**GIVEN INSTRUCTION:**
Count the lines below that contain the string "disinfection" with case taken into account, and give only that number.

+--

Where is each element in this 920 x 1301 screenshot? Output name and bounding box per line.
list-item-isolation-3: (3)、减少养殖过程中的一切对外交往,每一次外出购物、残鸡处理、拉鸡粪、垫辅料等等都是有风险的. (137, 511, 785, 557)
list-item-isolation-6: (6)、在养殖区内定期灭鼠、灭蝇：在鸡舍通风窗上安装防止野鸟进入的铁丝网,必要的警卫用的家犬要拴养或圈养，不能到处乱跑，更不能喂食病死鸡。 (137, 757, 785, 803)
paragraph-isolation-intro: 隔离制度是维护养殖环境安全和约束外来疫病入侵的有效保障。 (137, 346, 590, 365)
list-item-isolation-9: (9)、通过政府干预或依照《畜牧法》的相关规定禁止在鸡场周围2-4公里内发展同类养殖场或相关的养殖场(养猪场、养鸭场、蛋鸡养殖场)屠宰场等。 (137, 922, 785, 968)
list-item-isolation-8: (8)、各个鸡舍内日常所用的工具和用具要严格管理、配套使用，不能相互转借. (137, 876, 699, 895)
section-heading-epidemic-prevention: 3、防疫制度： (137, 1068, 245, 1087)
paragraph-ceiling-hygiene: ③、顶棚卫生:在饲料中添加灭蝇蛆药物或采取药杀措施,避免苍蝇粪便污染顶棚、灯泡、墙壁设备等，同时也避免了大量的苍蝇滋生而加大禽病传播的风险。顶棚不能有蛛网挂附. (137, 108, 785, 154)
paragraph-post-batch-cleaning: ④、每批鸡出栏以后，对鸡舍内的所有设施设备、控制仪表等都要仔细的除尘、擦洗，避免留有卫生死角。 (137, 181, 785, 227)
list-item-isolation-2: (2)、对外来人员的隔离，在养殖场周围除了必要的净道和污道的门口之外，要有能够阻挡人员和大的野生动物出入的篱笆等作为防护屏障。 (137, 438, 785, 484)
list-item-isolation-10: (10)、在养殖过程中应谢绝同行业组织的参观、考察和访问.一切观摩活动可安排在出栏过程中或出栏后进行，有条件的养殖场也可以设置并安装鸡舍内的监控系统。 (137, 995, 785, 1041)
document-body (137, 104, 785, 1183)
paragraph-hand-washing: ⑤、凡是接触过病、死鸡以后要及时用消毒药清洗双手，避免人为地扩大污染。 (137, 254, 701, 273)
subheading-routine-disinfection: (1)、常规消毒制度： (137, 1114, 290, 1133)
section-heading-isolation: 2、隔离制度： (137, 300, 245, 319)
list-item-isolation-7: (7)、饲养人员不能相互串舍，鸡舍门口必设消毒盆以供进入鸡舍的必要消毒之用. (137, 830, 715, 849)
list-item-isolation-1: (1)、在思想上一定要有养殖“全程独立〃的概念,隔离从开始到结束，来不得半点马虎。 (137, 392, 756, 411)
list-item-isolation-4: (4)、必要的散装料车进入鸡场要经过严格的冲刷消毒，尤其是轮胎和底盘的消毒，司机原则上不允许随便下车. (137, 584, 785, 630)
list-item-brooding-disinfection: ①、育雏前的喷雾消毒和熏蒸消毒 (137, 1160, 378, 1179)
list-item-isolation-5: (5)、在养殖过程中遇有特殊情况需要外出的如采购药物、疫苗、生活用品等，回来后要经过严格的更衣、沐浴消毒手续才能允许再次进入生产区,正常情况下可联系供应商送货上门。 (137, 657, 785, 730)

+--

**FINAL RESULT:**
2